WHAT YOU NEED TO DO: Go through the lines below. Copy those with "Receipt".

Collected data:

* * * * *

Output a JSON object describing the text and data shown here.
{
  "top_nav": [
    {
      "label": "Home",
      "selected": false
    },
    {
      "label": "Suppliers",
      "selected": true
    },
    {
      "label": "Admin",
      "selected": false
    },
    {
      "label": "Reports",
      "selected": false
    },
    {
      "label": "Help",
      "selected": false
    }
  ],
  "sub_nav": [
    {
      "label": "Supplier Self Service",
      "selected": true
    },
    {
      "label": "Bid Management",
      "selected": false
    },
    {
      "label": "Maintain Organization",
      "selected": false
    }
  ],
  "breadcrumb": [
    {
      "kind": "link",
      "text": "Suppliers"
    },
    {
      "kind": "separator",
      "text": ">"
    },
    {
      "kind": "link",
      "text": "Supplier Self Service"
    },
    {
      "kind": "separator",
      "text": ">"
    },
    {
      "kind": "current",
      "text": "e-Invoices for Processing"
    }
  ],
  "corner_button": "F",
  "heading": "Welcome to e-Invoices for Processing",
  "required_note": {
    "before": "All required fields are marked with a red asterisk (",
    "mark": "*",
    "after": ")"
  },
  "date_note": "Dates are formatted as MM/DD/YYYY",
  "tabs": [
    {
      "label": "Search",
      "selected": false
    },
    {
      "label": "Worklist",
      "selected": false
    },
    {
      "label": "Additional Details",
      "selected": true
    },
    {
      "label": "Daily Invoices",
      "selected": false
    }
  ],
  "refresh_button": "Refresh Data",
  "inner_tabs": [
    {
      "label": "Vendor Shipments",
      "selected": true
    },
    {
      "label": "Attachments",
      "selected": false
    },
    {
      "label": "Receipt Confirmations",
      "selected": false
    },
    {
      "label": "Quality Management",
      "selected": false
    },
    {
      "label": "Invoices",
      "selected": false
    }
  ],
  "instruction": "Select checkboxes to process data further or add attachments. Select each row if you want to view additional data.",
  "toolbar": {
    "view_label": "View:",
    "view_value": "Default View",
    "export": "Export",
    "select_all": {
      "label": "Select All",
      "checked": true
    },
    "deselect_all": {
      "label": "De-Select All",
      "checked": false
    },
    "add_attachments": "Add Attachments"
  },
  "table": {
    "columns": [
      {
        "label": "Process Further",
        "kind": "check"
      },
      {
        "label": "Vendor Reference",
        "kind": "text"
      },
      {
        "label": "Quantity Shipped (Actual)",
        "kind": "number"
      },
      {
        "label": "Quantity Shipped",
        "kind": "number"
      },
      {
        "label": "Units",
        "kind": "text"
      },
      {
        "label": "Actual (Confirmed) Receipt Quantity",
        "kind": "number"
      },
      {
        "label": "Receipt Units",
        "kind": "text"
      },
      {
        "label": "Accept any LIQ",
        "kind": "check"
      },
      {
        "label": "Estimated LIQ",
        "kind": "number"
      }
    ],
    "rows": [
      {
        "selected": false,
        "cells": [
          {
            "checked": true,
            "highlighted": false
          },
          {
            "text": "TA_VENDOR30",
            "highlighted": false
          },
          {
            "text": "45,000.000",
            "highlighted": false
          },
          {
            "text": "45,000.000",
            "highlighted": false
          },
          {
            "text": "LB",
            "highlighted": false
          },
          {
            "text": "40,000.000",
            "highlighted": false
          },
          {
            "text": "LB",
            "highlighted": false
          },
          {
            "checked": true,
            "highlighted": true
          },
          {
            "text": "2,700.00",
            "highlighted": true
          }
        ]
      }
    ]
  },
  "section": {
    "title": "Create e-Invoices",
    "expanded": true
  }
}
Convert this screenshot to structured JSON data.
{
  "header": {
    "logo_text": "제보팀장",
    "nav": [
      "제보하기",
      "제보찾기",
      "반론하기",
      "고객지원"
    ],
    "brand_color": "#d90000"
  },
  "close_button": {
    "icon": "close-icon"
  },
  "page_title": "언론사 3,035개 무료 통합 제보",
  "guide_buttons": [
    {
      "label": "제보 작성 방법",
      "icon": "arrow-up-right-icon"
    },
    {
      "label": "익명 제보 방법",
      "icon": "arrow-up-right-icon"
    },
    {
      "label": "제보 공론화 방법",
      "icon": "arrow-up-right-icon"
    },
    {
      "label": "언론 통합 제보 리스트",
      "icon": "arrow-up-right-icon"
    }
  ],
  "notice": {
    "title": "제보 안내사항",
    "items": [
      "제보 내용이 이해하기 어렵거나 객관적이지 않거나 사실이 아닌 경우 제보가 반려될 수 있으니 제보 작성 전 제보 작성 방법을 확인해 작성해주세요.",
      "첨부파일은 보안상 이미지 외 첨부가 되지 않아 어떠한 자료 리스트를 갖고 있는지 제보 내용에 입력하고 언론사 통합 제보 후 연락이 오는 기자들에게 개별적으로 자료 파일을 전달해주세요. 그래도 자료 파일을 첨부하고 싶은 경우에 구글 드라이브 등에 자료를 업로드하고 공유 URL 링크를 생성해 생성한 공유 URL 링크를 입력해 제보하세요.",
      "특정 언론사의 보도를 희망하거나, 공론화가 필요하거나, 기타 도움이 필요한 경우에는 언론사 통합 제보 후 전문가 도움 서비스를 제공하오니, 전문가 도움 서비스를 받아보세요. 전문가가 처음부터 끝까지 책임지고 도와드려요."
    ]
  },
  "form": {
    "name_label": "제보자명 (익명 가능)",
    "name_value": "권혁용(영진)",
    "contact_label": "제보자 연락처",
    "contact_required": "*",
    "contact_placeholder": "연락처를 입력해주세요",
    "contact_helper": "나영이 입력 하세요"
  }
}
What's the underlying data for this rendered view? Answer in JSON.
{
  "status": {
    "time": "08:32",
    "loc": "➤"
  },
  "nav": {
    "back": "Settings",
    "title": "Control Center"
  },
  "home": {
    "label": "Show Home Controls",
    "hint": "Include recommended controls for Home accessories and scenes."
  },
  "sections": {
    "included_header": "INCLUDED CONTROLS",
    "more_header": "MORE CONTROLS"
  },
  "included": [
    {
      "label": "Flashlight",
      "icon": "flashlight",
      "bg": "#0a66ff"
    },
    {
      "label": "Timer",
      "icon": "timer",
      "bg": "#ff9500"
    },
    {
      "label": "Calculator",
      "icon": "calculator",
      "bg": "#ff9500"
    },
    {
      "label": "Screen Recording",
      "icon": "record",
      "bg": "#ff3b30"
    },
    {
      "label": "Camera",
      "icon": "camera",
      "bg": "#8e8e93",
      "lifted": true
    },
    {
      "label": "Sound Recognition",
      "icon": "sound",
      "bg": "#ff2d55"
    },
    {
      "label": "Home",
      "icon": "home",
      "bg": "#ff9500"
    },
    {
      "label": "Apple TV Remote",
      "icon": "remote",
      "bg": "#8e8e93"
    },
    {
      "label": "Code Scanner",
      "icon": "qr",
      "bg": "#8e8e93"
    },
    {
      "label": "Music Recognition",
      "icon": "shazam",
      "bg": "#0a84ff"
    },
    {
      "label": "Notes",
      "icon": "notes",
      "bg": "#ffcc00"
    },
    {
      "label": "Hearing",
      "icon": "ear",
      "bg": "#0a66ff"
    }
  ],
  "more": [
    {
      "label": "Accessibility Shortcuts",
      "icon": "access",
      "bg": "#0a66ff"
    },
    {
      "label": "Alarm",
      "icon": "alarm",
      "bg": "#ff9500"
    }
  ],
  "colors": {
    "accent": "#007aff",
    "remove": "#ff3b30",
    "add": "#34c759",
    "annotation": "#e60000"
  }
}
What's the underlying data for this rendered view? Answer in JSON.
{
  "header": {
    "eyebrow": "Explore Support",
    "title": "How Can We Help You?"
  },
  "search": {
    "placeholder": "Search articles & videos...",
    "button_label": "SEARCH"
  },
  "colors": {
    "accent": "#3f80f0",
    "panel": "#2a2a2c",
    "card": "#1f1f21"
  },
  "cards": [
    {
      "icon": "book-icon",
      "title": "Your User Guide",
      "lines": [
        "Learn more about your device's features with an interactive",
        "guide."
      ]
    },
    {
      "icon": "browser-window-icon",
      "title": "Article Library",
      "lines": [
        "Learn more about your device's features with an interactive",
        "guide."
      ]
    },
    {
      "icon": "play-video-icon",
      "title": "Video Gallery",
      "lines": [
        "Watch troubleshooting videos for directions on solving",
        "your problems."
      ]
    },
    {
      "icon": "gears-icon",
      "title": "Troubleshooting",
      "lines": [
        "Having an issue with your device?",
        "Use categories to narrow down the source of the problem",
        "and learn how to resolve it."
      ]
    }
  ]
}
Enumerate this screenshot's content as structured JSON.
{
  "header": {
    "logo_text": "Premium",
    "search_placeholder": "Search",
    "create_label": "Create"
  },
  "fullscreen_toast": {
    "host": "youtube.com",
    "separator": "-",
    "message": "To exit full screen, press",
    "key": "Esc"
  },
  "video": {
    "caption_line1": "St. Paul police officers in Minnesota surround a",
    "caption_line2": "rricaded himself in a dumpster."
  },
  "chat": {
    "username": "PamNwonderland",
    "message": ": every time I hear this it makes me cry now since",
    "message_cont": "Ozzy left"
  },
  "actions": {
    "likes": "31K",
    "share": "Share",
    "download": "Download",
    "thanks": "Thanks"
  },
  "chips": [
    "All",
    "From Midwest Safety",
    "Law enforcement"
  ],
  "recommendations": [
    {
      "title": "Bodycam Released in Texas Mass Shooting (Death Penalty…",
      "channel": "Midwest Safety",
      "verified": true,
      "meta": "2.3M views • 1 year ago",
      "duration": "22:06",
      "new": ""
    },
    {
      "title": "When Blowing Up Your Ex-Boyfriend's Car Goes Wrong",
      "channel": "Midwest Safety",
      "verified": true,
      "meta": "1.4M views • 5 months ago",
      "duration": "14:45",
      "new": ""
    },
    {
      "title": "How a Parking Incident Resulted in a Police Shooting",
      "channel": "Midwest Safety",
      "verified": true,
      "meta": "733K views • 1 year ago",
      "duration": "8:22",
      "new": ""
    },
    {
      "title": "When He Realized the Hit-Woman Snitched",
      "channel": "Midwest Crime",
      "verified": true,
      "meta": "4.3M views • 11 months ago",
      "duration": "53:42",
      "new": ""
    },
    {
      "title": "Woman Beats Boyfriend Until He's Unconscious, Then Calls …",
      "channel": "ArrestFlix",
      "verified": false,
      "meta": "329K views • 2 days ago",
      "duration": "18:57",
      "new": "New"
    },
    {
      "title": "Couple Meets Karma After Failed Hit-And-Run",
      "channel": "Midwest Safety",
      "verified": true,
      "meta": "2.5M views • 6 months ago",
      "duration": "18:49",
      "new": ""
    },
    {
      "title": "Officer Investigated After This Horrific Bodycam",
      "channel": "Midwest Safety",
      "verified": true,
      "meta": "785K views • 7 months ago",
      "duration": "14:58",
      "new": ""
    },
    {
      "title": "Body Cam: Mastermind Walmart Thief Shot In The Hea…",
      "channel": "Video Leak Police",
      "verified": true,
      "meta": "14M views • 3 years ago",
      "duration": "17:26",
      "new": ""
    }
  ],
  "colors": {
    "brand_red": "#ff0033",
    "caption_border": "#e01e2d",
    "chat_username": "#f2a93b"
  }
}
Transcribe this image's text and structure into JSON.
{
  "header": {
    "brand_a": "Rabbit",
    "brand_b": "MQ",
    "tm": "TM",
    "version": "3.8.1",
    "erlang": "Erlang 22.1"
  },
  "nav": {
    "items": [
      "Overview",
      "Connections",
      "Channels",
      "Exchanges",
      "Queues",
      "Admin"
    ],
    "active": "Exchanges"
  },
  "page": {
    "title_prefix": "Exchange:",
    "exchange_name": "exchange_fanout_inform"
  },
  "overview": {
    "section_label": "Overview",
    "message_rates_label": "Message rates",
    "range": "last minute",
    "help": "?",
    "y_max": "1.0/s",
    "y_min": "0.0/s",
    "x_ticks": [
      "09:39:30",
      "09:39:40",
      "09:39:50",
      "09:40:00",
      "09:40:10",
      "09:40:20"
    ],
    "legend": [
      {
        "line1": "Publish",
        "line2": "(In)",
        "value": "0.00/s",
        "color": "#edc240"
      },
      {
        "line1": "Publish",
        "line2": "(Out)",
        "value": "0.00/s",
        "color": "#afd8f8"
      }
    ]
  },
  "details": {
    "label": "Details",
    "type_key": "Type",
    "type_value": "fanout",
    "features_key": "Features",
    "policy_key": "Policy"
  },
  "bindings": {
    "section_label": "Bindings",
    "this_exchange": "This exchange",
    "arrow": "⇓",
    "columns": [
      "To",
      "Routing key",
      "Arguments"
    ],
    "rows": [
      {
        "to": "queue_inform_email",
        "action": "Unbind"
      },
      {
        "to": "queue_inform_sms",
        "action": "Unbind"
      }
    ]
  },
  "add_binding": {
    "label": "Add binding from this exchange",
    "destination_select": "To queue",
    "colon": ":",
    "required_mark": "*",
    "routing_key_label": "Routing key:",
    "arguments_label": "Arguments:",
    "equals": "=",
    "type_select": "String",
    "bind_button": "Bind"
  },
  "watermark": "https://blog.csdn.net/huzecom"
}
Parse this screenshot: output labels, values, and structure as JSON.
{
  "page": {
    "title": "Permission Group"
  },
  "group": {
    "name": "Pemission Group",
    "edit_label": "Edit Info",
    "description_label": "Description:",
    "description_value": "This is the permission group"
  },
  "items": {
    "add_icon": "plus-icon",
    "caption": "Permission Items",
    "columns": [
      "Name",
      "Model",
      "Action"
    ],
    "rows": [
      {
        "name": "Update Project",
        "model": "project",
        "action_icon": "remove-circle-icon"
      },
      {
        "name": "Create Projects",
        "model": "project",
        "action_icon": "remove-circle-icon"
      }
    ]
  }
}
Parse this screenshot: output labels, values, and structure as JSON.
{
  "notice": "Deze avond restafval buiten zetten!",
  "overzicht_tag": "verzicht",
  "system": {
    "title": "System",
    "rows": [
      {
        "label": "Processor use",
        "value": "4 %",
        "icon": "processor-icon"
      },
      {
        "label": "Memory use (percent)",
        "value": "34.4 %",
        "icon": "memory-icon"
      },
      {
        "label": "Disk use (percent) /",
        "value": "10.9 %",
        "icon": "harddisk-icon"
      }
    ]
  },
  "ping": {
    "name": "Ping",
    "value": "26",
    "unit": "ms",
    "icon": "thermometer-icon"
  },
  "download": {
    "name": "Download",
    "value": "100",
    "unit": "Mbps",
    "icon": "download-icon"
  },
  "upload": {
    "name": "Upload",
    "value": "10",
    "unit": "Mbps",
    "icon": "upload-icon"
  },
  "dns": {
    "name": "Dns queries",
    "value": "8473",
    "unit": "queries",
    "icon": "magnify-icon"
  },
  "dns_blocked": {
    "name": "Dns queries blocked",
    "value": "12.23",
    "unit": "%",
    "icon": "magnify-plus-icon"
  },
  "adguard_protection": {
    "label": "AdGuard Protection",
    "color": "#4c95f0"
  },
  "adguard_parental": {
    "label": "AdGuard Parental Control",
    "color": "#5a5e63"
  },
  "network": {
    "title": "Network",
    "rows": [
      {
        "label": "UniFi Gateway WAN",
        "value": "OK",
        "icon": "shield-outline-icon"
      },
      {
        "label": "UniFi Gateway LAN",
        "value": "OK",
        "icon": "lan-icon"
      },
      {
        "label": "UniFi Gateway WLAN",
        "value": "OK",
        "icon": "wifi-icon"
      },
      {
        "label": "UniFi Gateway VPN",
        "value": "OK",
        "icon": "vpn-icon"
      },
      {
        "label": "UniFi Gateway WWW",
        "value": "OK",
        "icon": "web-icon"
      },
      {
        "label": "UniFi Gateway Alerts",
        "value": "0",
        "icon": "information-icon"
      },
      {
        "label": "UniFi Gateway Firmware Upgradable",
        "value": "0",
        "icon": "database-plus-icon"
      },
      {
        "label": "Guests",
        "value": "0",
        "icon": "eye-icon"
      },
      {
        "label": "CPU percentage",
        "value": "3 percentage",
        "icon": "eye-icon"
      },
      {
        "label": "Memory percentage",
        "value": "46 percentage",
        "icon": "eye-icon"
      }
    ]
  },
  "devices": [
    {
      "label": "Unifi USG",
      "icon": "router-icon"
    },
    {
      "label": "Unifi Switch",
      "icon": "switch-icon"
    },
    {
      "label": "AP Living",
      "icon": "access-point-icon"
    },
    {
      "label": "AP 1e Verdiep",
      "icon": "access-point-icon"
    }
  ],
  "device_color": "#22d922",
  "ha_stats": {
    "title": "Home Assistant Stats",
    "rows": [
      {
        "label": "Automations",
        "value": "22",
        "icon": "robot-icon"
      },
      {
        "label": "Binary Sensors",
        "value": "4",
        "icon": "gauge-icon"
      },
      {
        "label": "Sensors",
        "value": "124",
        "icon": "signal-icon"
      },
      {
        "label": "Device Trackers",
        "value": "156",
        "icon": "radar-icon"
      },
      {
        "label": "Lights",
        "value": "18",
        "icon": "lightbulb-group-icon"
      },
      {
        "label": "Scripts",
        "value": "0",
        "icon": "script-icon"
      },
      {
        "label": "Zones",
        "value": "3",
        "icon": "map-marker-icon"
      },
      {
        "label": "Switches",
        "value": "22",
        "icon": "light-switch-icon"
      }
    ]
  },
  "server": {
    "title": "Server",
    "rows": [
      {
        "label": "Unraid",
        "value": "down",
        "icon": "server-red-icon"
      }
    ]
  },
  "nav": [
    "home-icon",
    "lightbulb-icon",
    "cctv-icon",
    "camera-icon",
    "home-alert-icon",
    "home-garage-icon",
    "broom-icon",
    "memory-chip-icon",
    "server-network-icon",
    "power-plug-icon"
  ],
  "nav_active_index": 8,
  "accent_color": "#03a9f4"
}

* * * * *

EXERCISE OUTPUT:
      "label": "Receipt Confirmations",
        "label": "Actual (Confirmed) Receipt Quantity",
        "label": "Receipt Units",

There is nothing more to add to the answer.